§ WRITTEN PROBLEM
From the entries that follow, gather each line holding the word "title".

(Data items)
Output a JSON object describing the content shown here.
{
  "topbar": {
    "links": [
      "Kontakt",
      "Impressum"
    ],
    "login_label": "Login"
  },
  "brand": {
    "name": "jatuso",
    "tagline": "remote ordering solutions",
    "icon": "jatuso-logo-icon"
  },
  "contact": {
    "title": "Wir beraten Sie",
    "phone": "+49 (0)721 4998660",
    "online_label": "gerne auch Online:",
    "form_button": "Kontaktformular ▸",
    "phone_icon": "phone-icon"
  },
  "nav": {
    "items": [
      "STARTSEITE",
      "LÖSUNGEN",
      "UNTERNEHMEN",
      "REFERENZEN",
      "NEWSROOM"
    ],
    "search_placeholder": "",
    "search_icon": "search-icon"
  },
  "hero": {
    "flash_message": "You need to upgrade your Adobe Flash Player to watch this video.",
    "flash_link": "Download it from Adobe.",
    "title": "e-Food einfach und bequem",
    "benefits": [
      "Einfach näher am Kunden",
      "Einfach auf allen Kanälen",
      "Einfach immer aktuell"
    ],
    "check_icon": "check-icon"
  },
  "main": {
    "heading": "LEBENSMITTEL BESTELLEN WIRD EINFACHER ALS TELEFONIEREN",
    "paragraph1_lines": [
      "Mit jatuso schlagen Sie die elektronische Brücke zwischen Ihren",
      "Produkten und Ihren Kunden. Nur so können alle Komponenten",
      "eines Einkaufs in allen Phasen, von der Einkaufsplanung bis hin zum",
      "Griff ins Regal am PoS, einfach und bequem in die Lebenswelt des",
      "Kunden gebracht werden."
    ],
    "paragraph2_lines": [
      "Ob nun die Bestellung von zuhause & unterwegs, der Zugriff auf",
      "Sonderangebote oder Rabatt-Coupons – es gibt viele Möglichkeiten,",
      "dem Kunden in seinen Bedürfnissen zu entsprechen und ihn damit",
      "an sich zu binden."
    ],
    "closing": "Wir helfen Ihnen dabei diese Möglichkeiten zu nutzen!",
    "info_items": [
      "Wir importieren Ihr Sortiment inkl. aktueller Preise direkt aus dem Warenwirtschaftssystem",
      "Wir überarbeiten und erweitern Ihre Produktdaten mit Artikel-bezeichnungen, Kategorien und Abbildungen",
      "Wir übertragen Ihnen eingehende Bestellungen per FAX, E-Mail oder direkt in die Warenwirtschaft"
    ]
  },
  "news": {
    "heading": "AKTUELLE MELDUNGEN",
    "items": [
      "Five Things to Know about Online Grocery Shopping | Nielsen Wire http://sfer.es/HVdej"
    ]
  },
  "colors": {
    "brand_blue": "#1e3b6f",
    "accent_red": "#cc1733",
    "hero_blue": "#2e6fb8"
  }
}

§ OUTPUT OF THE TASK
    "title": "Wir beraten Sie",
    "title": "e-Food einfach und bequem",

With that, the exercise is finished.